» Written exercise
Extract each line holding the word "text" from the entries.
※ ※ ※
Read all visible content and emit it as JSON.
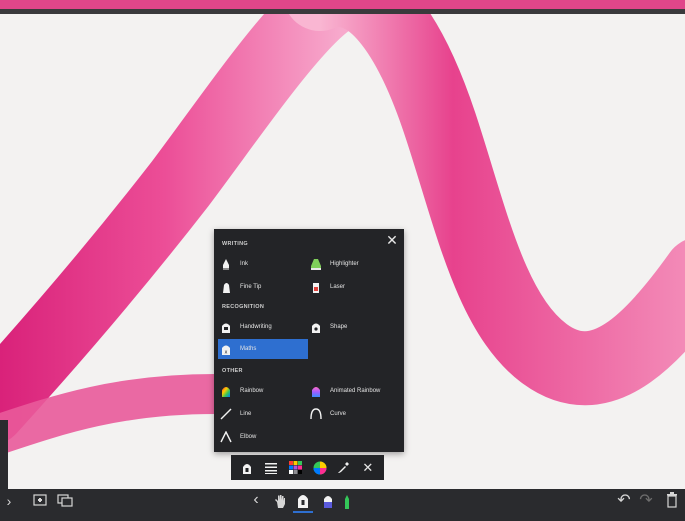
{
  "menu": {
    "close_glyph": "✕",
    "sections": {
      "writing": "WRITING",
      "recognition": "RECOGNITION",
      "other": "OTHER"
    },
    "items": {
      "ink": "Ink",
      "highlighter": "Highlighter",
      "fine_tip": "Fine Tip",
      "laser": "Laser",
      "handwriting": "Handwriting",
      "shape": "Shape",
      "maths": "Maths",
      "rainbow": "Rainbow",
      "animated_rainbow": "Animated Rainbow",
      "line": "Line",
      "curve": "Curve",
      "elbow": "Elbow"
    },
    "selected_item": "maths"
  },
  "toolbar": {
    "close_glyph": "✕",
    "icons": [
      "pen-icon",
      "lines-icon",
      "palette-grid-icon",
      "color-wheel-icon",
      "eyedropper-icon",
      "close-icon"
    ]
  },
  "bottom_bar": {
    "left_icons": [
      "chevron-right-icon",
      "add-page-icon",
      "pages-icon"
    ],
    "center_icons": [
      "chevron-left-icon",
      "hand-icon",
      "pen-icon",
      "highlighter-icon",
      "marker-icon"
    ],
    "right_icons": [
      "undo-icon",
      "redo-icon",
      "trash-icon"
    ],
    "chevron_left_glyph": "‹",
    "chevron_right_glyph": "›",
    "undo_glyph": "↶",
    "redo_glyph": "↷"
  },
  "colors": {
    "stroke_pink": "#e73c8c",
    "stroke_light": "#f6b3d1",
    "panel_bg": "#232427",
    "selected_bg": "#2e6fd0"
  }
}
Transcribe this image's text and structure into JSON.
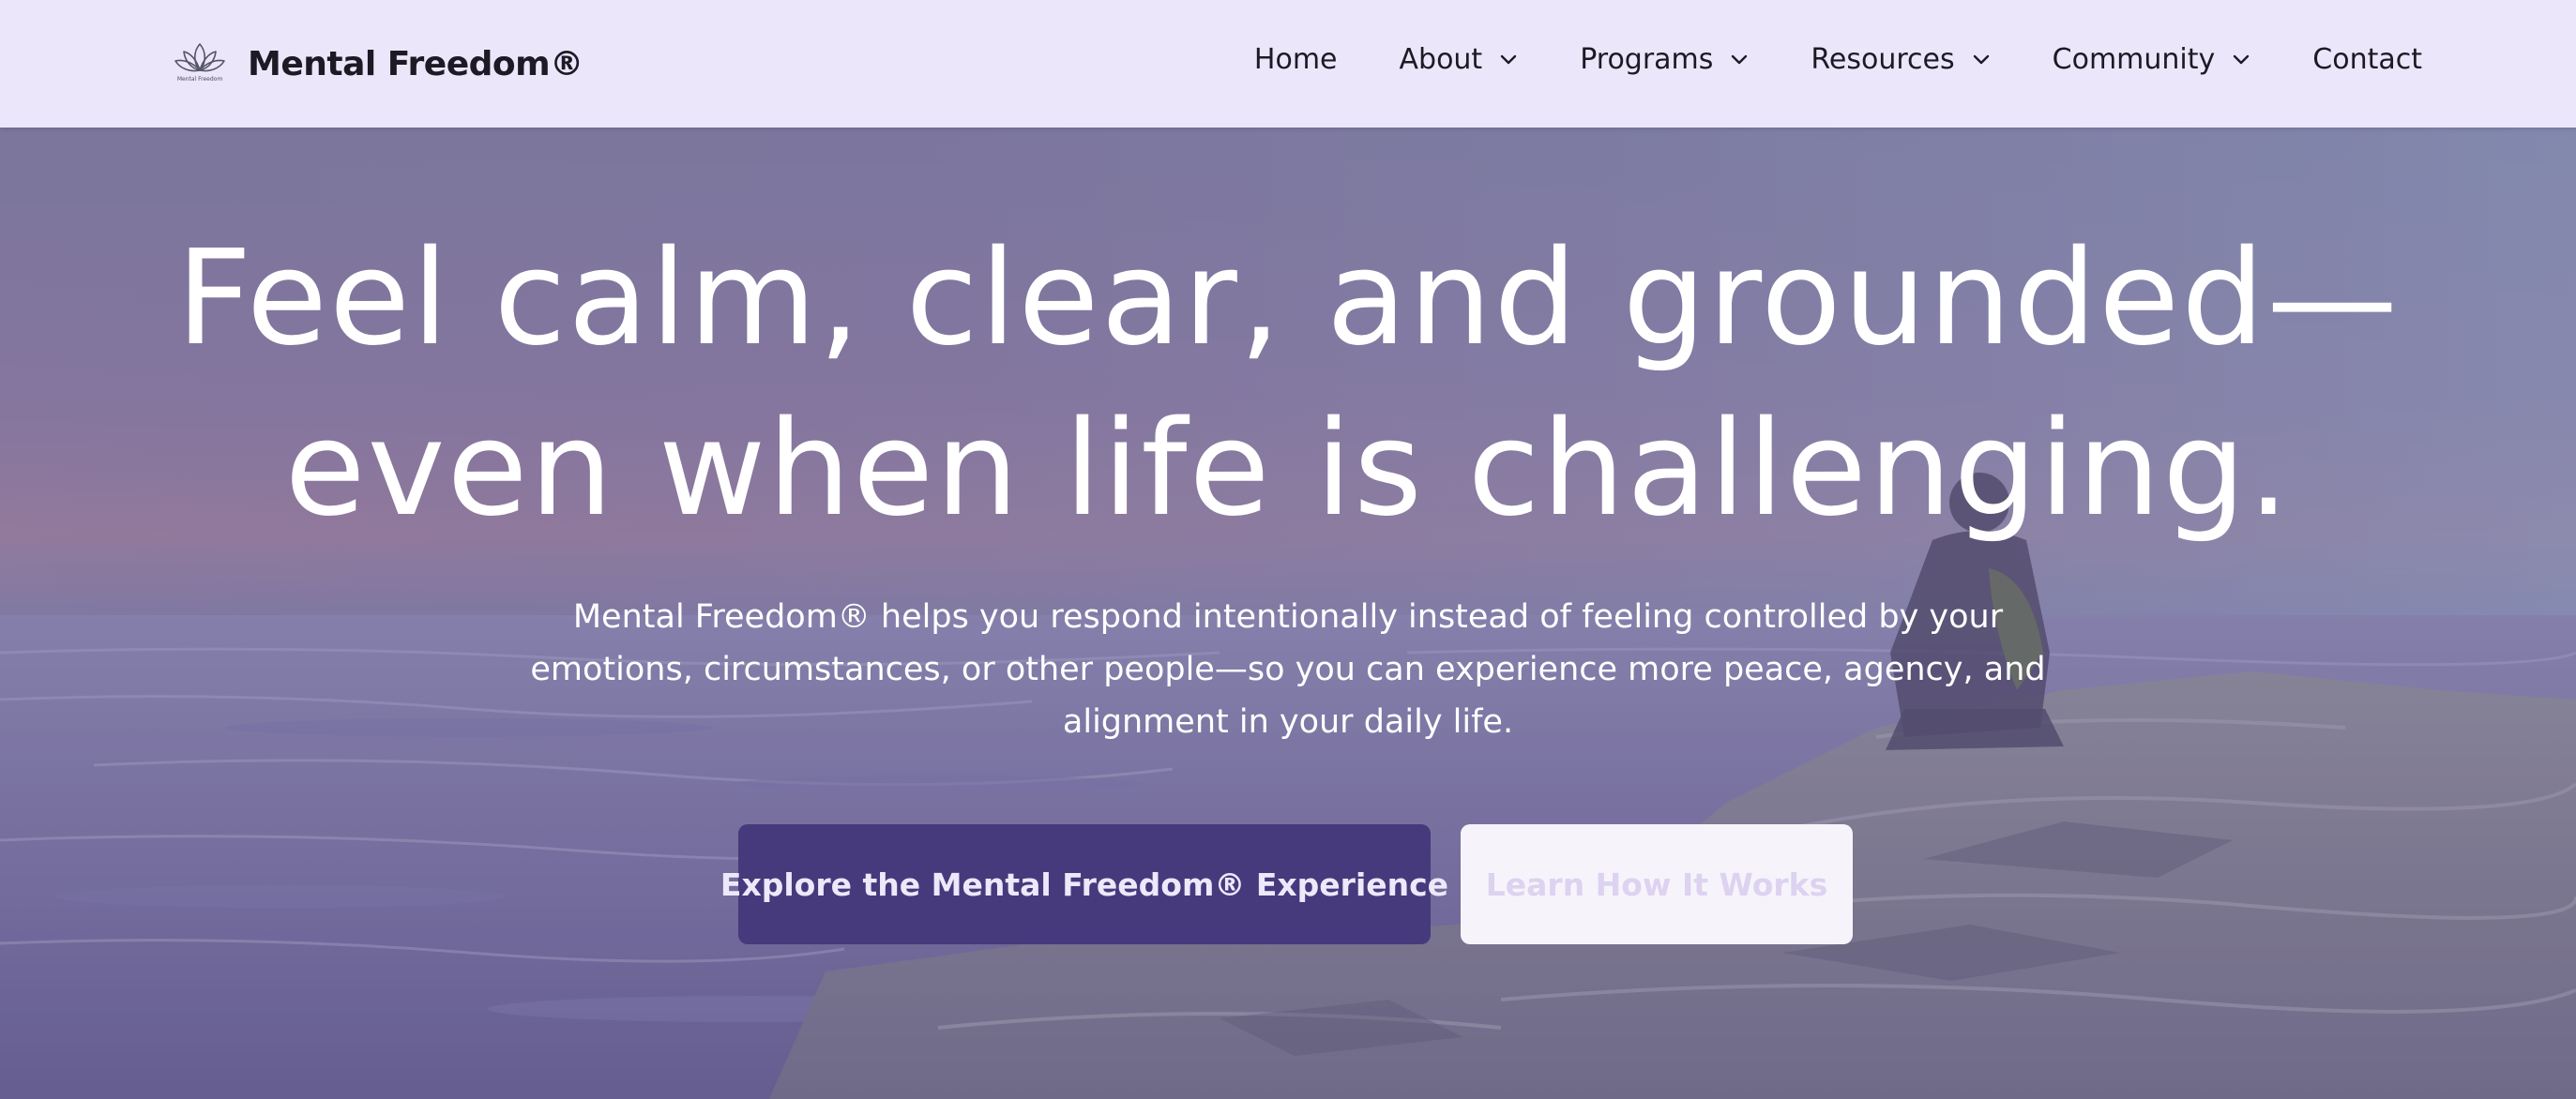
{
  "brand": {
    "name": "Mental Freedom®",
    "logo_caption": "Mental Freedom",
    "logo_icon": "lotus-icon"
  },
  "nav": {
    "items": [
      {
        "label": "Home",
        "has_dropdown": false
      },
      {
        "label": "About",
        "has_dropdown": true
      },
      {
        "label": "Programs",
        "has_dropdown": true
      },
      {
        "label": "Resources",
        "has_dropdown": true
      },
      {
        "label": "Community",
        "has_dropdown": true
      },
      {
        "label": "Contact",
        "has_dropdown": false
      }
    ]
  },
  "hero": {
    "title_line1": "Feel calm, clear, and grounded—",
    "title_line2": "even when life is challenging.",
    "subtitle": "Mental Freedom® helps you respond intentionally instead of feeling controlled by your emotions, circumstances, or other people—so you can experience more peace, agency, and alignment in your daily life.",
    "primary_cta": "Explore the Mental Freedom® Experience",
    "secondary_cta": "Learn How It Works"
  },
  "colors": {
    "header_bg": "#ece6fa",
    "primary_button": "#463a7c",
    "secondary_button": "#f6f4fa",
    "hero_overlay": "#6e6496"
  }
}
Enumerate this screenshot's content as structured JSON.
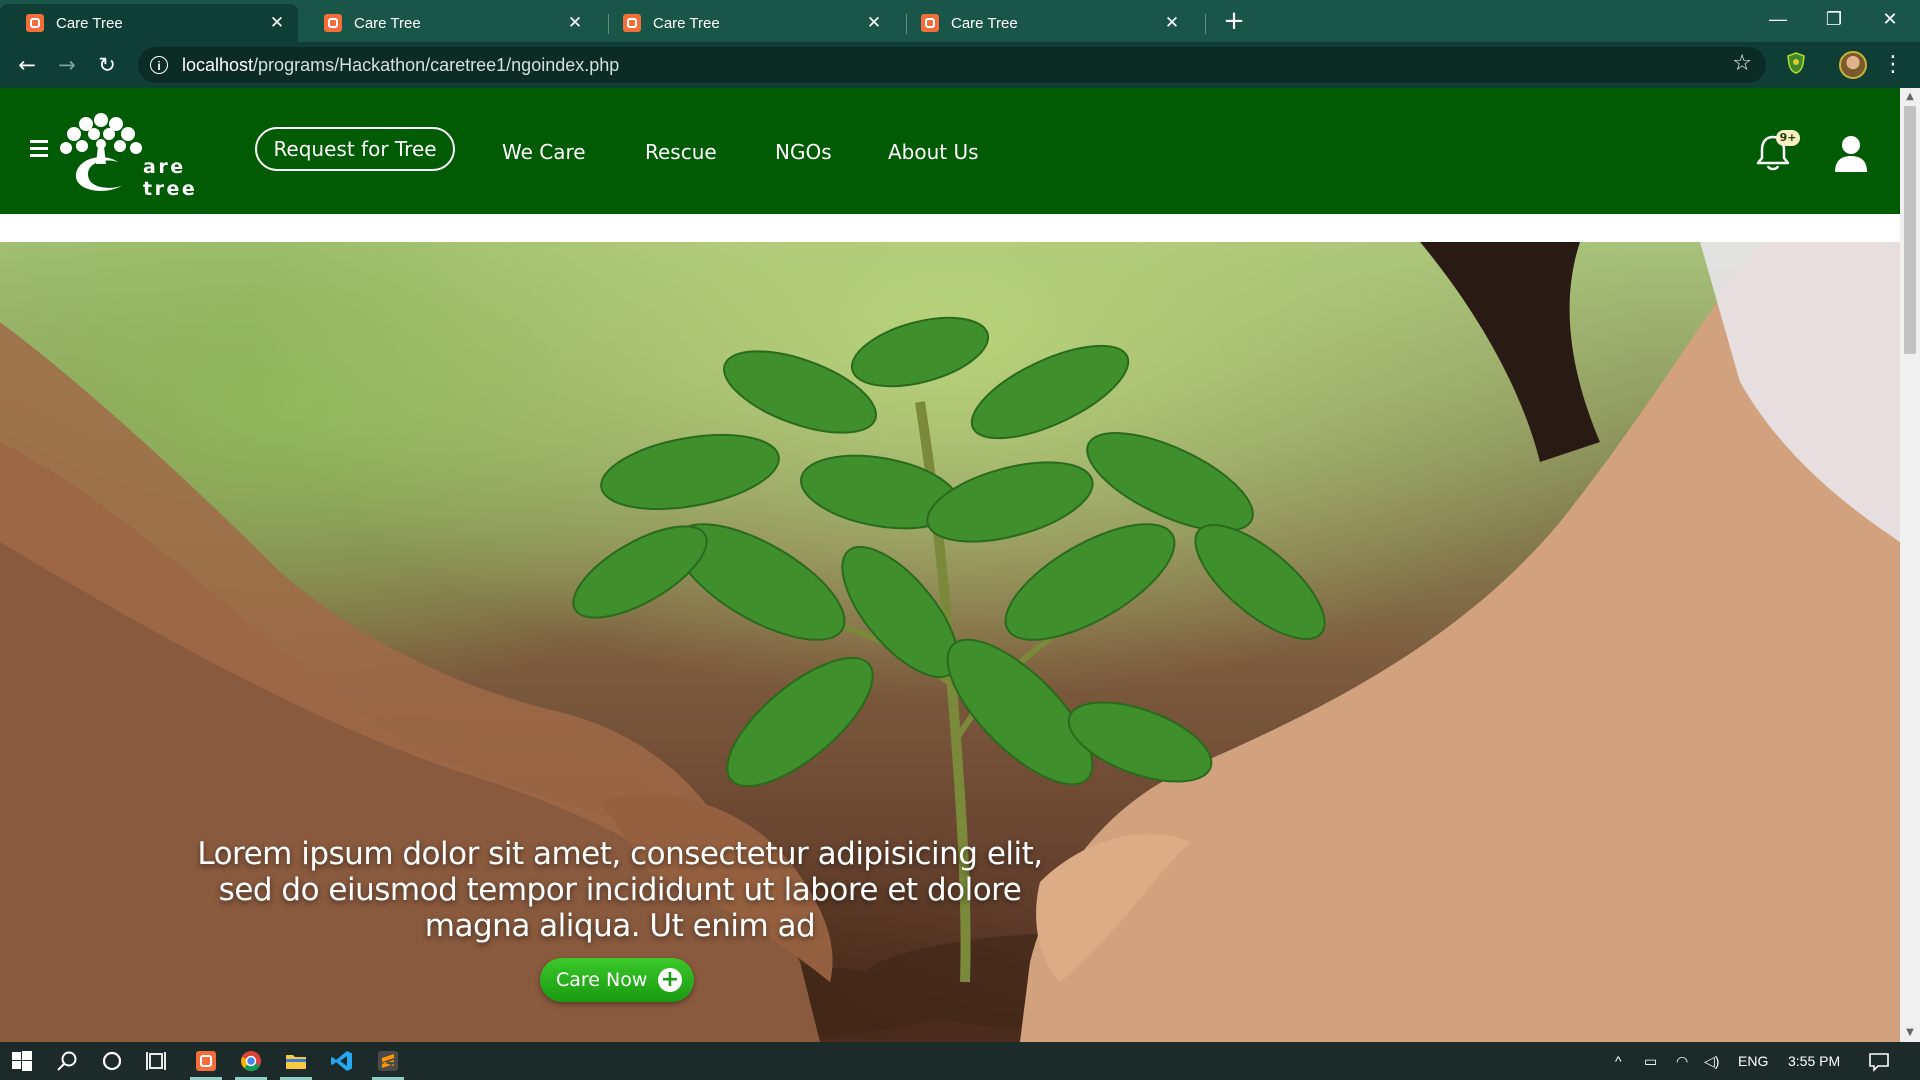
{
  "browser": {
    "tabs": [
      {
        "title": "Care Tree",
        "active": true
      },
      {
        "title": "Care Tree",
        "active": false
      },
      {
        "title": "Care Tree",
        "active": false
      },
      {
        "title": "Care Tree",
        "active": false
      }
    ],
    "new_tab_glyph": "+",
    "url_host": "localhost",
    "url_path": "/programs/Hackathon/caretree1/ngoindex.php",
    "window_controls": {
      "minimize": "—",
      "restore": "❐",
      "close": "✕"
    }
  },
  "site": {
    "brand": "are tree",
    "request_button": "Request for Tree",
    "nav": [
      "We Care",
      "Rescue",
      "NGOs",
      "About Us"
    ],
    "notification_badge": "9+",
    "header_color": "#005b04"
  },
  "hero": {
    "text": "Lorem ipsum dolor sit amet, consectetur adipisicing elit, sed do eiusmod tempor incididunt ut labore et dolore magna aliqua. Ut enim ad",
    "cta": "Care Now",
    "cta_color": "#22b01a"
  },
  "taskbar": {
    "language": "ENG",
    "time": "3:55 PM",
    "icons": [
      "windows-start-icon",
      "search-icon",
      "cortana-icon",
      "task-view-icon",
      "xampp-icon",
      "chrome-icon",
      "file-explorer-icon",
      "vscode-icon",
      "sublime-text-icon"
    ]
  }
}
※ ※ ※
» Full solution
Transcribe this image's text and structure into JSON.
    "text": "Lorem ipsum dolor sit amet, consectetur adipisicing elit, sed do eiusmod tempor incididunt ut labore et dolore magna aliqua. Ut enim ad",
      "sublime-text-icon"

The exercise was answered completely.